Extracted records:
= = = = = = =

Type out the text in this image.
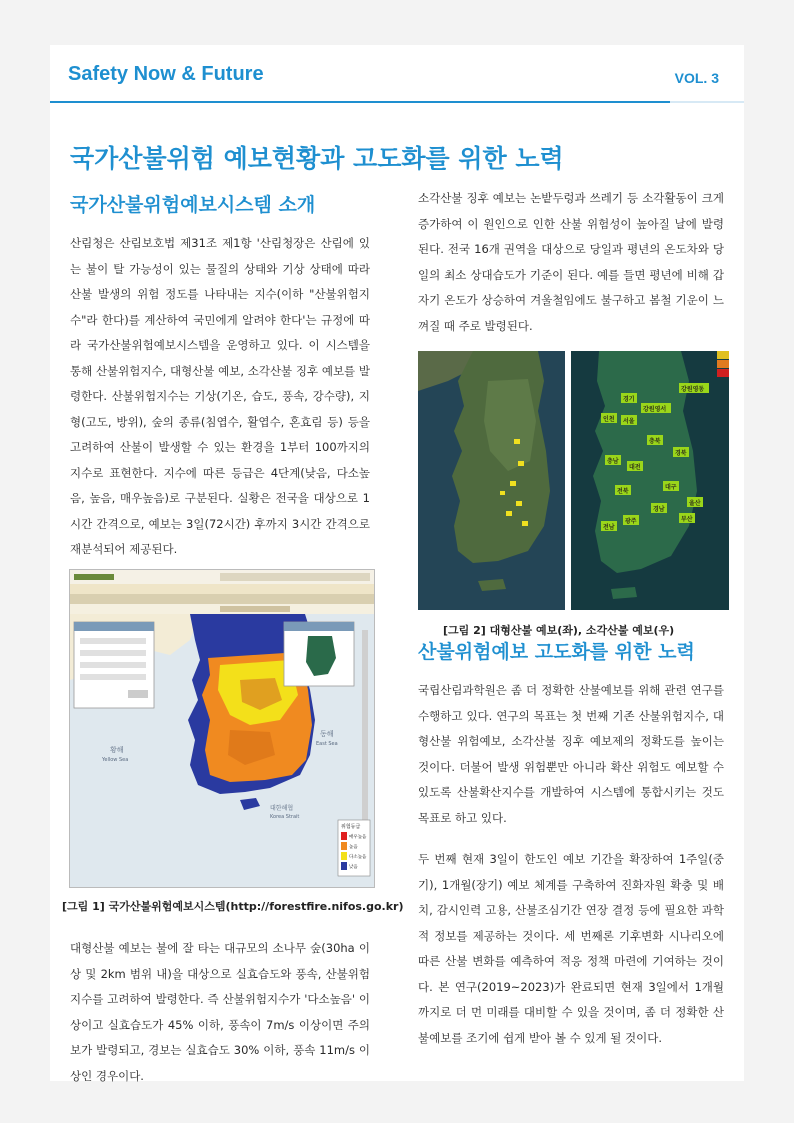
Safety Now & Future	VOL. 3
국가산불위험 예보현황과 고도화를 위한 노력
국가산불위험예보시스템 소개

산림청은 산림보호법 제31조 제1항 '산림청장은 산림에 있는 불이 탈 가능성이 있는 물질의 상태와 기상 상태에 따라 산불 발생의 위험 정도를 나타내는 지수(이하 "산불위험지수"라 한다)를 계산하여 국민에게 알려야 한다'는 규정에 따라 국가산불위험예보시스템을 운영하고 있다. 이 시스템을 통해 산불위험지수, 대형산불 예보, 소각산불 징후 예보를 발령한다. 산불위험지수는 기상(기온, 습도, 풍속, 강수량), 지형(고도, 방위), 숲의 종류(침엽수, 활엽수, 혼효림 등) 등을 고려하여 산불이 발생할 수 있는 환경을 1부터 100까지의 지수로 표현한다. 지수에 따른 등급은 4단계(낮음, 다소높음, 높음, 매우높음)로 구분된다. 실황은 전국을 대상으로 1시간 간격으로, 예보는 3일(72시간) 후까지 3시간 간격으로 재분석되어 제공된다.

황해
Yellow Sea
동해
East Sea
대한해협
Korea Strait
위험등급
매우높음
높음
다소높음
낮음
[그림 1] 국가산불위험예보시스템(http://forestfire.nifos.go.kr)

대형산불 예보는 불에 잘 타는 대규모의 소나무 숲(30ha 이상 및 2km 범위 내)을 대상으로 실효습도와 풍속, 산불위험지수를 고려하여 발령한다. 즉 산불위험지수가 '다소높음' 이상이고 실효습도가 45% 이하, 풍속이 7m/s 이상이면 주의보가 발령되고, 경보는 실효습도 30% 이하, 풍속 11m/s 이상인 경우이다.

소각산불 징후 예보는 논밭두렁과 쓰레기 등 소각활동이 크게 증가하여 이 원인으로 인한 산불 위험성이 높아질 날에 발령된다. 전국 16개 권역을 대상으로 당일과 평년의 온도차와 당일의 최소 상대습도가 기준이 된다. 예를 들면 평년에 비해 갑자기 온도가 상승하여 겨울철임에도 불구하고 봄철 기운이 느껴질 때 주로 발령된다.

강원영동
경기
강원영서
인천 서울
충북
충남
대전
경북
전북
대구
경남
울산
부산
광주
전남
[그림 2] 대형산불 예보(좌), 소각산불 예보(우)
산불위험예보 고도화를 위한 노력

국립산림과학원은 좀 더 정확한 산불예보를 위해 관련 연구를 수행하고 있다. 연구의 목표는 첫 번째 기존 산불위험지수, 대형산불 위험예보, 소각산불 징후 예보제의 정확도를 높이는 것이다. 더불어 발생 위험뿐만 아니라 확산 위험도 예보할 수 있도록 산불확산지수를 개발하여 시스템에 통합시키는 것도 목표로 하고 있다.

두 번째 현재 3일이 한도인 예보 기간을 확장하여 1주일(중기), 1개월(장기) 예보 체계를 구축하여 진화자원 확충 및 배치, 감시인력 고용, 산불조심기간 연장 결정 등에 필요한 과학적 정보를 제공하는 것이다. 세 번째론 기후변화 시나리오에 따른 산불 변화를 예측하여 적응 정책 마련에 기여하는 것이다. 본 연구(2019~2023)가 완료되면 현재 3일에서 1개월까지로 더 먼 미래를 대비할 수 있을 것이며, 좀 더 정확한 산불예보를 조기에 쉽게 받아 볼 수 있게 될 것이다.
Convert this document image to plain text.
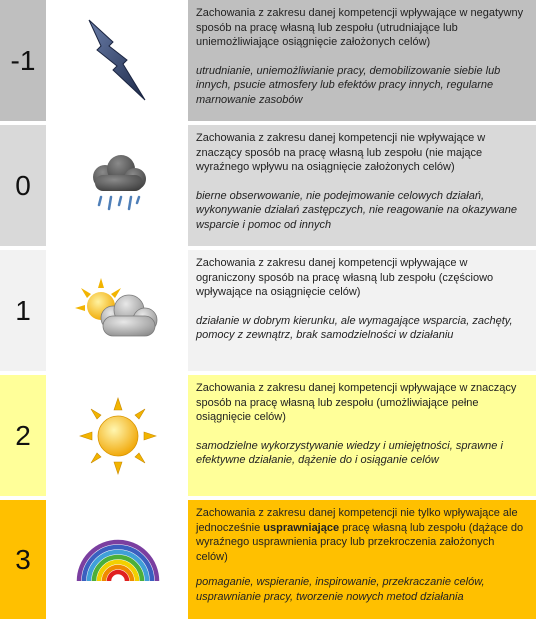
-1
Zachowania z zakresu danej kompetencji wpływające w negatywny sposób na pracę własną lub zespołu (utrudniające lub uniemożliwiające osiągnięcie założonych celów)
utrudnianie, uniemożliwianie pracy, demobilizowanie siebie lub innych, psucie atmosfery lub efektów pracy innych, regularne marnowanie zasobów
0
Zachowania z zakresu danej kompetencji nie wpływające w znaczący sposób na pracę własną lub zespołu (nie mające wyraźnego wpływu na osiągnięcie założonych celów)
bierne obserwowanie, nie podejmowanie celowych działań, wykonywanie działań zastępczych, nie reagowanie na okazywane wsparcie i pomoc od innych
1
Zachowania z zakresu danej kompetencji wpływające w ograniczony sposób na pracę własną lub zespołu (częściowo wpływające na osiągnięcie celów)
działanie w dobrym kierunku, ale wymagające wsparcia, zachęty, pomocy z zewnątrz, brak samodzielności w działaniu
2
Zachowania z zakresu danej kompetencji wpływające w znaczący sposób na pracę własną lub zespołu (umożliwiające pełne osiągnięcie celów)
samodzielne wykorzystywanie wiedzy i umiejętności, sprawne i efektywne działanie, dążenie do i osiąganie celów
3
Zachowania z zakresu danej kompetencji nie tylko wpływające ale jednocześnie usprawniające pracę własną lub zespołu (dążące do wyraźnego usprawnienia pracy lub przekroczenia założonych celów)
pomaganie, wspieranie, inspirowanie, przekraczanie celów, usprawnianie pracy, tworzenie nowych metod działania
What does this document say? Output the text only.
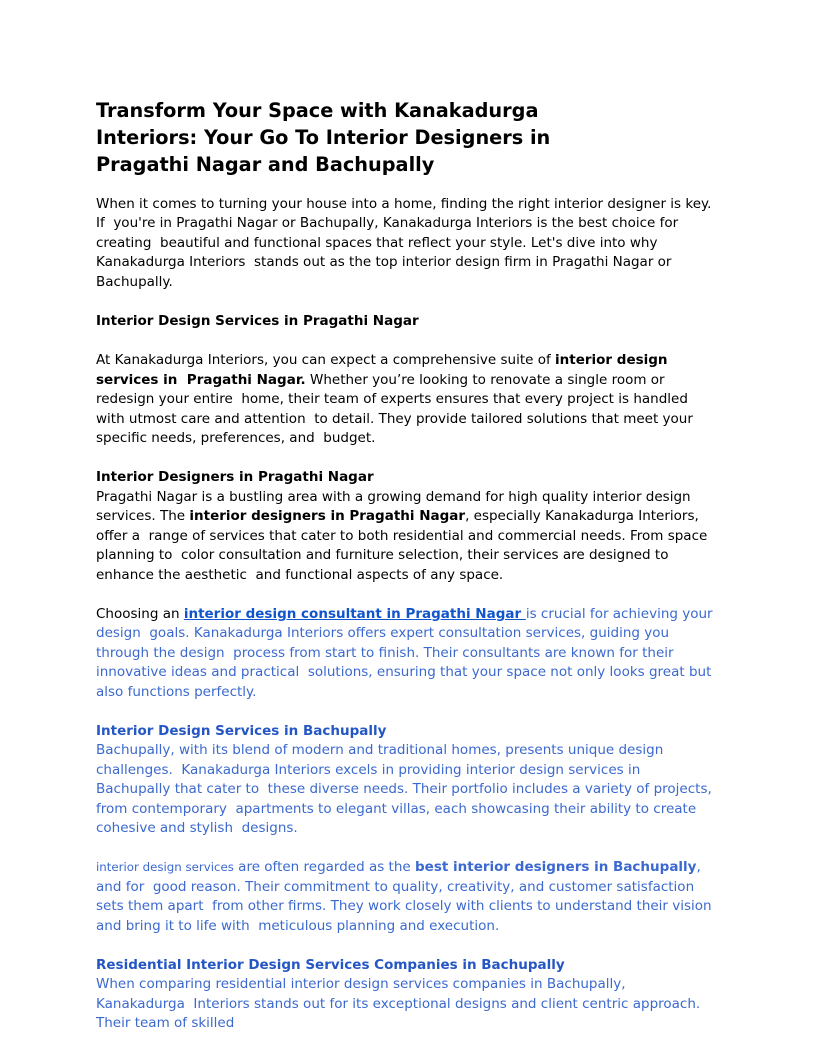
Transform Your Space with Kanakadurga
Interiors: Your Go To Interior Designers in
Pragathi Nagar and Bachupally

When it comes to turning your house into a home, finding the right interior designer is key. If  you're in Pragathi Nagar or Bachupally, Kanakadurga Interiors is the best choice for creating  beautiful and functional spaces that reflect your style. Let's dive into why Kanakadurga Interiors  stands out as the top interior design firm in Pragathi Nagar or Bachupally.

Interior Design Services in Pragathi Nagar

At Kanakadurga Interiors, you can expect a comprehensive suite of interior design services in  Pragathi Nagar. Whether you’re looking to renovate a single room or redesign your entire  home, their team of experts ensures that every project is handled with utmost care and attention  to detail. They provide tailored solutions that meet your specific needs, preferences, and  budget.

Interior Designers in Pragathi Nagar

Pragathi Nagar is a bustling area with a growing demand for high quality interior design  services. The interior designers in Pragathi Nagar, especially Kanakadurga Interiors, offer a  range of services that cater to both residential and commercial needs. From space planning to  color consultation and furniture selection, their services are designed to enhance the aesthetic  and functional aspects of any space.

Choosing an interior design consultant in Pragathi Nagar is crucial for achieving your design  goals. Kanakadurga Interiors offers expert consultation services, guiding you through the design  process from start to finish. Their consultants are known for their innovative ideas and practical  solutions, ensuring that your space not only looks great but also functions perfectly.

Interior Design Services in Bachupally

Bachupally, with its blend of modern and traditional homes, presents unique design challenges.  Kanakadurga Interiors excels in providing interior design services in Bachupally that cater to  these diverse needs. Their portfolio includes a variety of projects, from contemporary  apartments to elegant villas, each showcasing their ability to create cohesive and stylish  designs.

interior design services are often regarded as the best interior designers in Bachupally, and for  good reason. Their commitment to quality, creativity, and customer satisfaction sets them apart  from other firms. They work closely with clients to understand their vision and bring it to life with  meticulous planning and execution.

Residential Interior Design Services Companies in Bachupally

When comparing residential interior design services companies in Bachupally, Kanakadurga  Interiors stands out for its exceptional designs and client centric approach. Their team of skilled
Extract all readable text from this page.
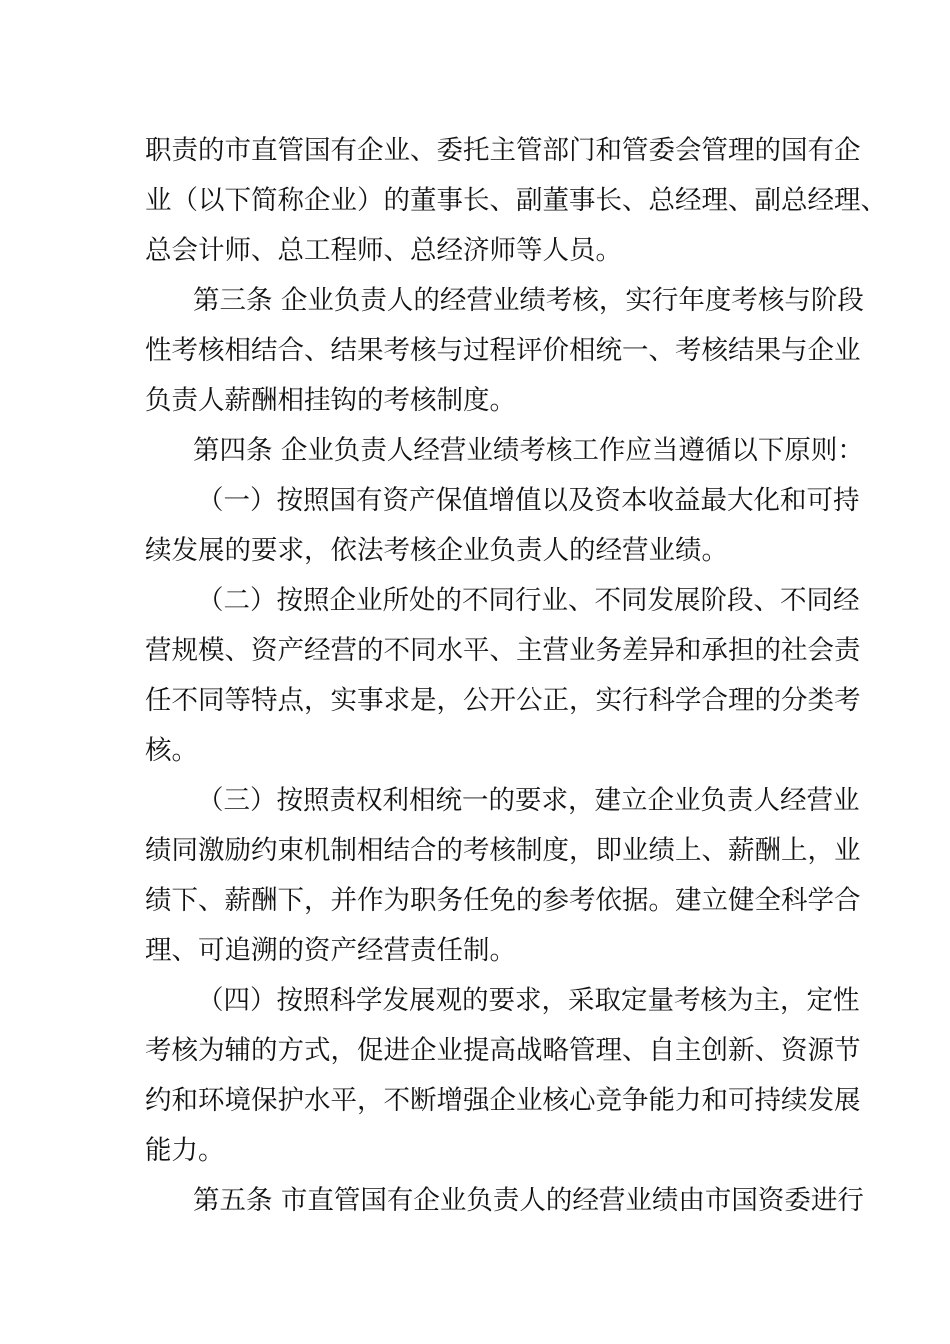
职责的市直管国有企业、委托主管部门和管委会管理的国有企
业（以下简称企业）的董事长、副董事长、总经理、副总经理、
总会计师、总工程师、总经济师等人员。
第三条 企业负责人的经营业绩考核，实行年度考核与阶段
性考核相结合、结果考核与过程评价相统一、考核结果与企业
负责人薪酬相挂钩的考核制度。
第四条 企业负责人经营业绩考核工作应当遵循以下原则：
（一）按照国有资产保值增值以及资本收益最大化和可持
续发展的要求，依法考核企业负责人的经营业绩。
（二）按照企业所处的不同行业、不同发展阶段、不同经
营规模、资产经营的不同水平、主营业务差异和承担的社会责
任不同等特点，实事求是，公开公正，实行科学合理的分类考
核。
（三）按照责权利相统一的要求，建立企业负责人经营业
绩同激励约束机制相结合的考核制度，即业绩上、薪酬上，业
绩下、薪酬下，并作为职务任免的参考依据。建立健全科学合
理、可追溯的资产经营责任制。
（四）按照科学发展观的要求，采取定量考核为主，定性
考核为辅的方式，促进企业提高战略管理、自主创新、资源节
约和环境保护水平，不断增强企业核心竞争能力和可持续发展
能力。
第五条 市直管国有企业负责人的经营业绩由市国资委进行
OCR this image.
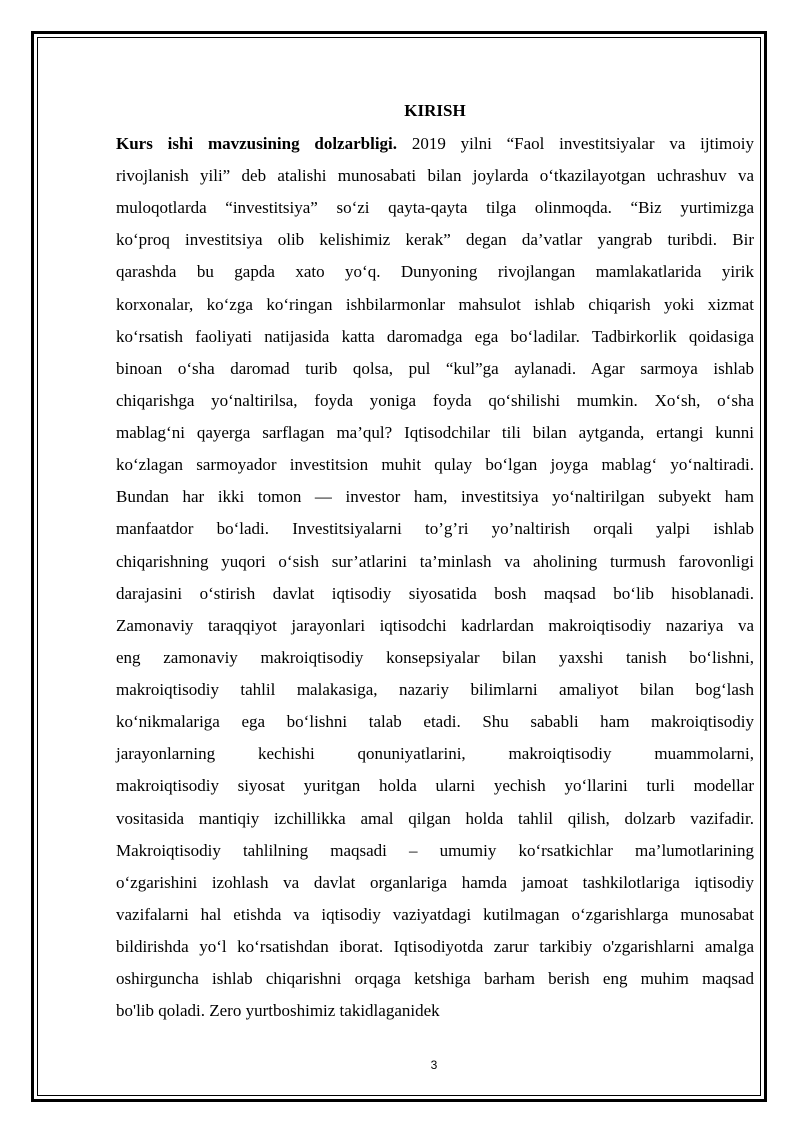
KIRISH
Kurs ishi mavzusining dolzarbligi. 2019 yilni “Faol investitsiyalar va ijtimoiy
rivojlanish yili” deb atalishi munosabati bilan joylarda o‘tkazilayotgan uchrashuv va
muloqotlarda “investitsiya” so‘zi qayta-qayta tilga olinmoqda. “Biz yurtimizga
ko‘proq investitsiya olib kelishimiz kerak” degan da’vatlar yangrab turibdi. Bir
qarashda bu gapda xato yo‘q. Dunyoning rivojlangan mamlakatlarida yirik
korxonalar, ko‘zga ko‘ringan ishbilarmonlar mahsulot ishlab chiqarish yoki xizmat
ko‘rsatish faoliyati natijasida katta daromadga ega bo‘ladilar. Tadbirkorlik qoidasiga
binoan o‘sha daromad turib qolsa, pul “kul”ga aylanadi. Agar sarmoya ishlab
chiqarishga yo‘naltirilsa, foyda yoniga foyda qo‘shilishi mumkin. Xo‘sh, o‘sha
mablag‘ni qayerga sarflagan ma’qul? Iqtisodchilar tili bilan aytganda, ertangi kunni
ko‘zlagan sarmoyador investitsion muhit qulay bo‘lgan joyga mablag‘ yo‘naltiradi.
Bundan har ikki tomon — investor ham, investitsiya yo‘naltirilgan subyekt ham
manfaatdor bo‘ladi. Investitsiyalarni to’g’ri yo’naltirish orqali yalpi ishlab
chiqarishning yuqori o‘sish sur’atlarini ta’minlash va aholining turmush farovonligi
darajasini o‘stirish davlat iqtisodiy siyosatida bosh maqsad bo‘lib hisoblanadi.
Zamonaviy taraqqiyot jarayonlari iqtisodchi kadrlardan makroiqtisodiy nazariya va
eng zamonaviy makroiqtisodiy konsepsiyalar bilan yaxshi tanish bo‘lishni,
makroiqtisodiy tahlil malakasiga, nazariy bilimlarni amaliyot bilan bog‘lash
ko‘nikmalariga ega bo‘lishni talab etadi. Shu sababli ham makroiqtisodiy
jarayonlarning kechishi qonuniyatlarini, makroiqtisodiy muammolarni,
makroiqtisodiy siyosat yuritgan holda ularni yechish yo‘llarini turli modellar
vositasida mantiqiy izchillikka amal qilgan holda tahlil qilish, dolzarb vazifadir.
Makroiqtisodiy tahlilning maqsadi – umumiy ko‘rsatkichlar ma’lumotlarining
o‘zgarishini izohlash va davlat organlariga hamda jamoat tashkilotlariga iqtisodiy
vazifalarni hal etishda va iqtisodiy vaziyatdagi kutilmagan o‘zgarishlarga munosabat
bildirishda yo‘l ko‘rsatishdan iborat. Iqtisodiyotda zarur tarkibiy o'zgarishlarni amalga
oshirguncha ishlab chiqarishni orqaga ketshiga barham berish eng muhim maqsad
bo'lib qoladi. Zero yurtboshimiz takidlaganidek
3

= = = = = = =

◆ **STATED GOAL**:
Pick out each line above that includes "lishni" and show it.

◆ **ANSWER IN FULL**:
eng zamonaviy makroiqtisodiy konsepsiyalar bilan yaxshi tanish bo‘lishni,
ko‘nikmalariga ega bo‘lishni talab etadi. Shu sababli ham makroiqtisodiy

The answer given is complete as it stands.